**EXERCISE PROMPT**
Give the entries again exactly, every one of them.

(Data excerpts)
■ ■ ■ ■ ■ ■ ■
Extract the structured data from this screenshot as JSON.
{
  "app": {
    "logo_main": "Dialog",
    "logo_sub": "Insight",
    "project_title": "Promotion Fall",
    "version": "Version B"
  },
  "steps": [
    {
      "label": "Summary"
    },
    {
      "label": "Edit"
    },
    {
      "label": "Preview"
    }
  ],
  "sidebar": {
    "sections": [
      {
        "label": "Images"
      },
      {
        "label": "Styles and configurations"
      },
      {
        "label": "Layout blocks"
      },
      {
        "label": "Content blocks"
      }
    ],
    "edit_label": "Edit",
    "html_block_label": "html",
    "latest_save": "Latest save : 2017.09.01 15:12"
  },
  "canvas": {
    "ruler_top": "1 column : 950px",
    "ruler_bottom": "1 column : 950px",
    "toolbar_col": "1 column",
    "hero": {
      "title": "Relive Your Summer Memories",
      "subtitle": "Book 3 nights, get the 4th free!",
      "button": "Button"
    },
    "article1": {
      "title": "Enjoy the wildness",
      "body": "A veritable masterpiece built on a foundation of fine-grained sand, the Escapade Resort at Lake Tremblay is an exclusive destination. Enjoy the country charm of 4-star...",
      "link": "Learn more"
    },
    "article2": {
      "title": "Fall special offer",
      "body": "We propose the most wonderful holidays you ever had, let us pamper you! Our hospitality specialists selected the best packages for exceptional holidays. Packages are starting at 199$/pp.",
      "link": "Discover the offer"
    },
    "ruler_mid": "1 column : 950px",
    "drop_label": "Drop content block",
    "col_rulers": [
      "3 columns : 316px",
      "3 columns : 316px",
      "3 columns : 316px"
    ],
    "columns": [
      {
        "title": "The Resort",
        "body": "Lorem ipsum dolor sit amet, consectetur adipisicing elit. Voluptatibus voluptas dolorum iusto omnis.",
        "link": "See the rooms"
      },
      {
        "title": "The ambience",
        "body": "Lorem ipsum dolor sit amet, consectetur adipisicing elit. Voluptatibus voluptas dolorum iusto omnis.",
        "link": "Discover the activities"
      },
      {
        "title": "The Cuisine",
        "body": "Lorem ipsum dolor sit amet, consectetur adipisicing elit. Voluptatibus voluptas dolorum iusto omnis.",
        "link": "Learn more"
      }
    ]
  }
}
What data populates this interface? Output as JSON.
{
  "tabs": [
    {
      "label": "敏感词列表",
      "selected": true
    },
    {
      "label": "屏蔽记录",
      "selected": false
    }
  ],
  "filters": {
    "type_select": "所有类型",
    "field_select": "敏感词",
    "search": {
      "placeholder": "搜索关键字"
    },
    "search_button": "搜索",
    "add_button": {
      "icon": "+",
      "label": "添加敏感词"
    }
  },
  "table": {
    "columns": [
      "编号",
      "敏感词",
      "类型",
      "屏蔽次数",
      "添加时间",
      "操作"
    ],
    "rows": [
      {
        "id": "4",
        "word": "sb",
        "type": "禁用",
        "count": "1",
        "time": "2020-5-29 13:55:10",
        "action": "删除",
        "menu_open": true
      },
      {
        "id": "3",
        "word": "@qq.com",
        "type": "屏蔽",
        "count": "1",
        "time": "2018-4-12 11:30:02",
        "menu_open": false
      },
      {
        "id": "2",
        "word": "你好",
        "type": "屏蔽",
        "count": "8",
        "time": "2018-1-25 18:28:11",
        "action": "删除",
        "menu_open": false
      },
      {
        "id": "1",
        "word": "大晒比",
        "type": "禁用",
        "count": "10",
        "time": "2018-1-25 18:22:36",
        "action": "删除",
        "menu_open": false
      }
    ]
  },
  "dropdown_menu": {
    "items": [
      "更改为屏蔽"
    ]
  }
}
■ ■ ■ ■ ■ ■ ■
**ANSWER TO THIS PROBLEM**
Extract the structured data from this screenshot as JSON.
{
  "app": {
    "logo_main": "Dialog",
    "logo_sub": "Insight",
    "project_title": "Promotion Fall",
    "version": "Version B"
  },
  "steps": [
    {
      "label": "Summary"
    },
    {
      "label": "Edit"
    },
    {
      "label": "Preview"
    }
  ],
  "sidebar": {
    "sections": [
      {
        "label": "Images"
      },
      {
        "label": "Styles and configurations"
      },
      {
        "label": "Layout blocks"
      },
      {
        "label": "Content blocks"
      }
    ],
    "edit_label": "Edit",
    "html_block_label": "html",
    "latest_save": "Latest save : 2017.09.01 15:12"
  },
  "canvas": {
    "ruler_top": "1 column : 950px",
    "ruler_bottom": "1 column : 950px",
    "toolbar_col": "1 column",
    "hero": {
      "title": "Relive Your Summer Memories",
      "subtitle": "Book 3 nights, get the 4th free!",
      "button": "Button"
    },
    "article1": {
      "title": "Enjoy the wildness",
      "body": "A veritable masterpiece built on a foundation of fine-grained sand, the Escapade Resort at Lake Tremblay is an exclusive destination. Enjoy the country charm of 4-star...",
      "link": "Learn more"
    },
    "article2": {
      "title": "Fall special offer",
      "body": "We propose the most wonderful holidays you ever had, let us pamper you! Our hospitality specialists selected the best packages for exceptional holidays. Packages are starting at 199$/pp.",
      "link": "Discover the offer"
    },
    "ruler_mid": "1 column : 950px",
    "drop_label": "Drop content block",
    "col_rulers": [
      "3 columns : 316px",
      "3 columns : 316px",
      "3 columns : 316px"
    ],
    "columns": [
      {
        "title": "The Resort",
        "body": "Lorem ipsum dolor sit amet, consectetur adipisicing elit. Voluptatibus voluptas dolorum iusto omnis.",
        "link": "See the rooms"
      },
      {
        "title": "The ambience",
        "body": "Lorem ipsum dolor sit amet, consectetur adipisicing elit. Voluptatibus voluptas dolorum iusto omnis.",
        "link": "Discover the activities"
      },
      {
        "title": "The Cuisine",
        "body": "Lorem ipsum dolor sit amet, consectetur adipisicing elit. Voluptatibus voluptas dolorum iusto omnis.",
        "link": "Learn more"
      }
    ]
  }
}
What data populates this interface? Output as JSON.
{
  "tabs": [
    {
      "label": "敏感词列表",
      "selected": true
    },
    {
      "label": "屏蔽记录",
      "selected": false
    }
  ],
  "filters": {
    "type_select": "所有类型",
    "field_select": "敏感词",
    "search": {
      "placeholder": "搜索关键字"
    },
    "search_button": "搜索",
    "add_button": {
      "icon": "+",
      "label": "添加敏感词"
    }
  },
  "table": {
    "columns": [
      "编号",
      "敏感词",
      "类型",
      "屏蔽次数",
      "添加时间",
      "操作"
    ],
    "rows": [
      {
        "id": "4",
        "word": "sb",
        "type": "禁用",
        "count": "1",
        "time": "2020-5-29 13:55:10",
        "action": "删除",
        "menu_open": true
      },
      {
        "id": "3",
        "word": "@qq.com",
        "type": "屏蔽",
        "count": "1",
        "time": "2018-4-12 11:30:02",
        "menu_open": false
      },
      {
        "id": "2",
        "word": "你好",
        "type": "屏蔽",
        "count": "8",
        "time": "2018-1-25 18:28:11",
        "action": "删除",
        "menu_open": false
      },
      {
        "id": "1",
        "word": "大晒比",
        "type": "禁用",
        "count": "10",
        "time": "2018-1-25 18:22:36",
        "action": "删除",
        "menu_open": false
      }
    ]
  },
  "dropdown_menu": {
    "items": [
      "更改为屏蔽"
    ]
  }
}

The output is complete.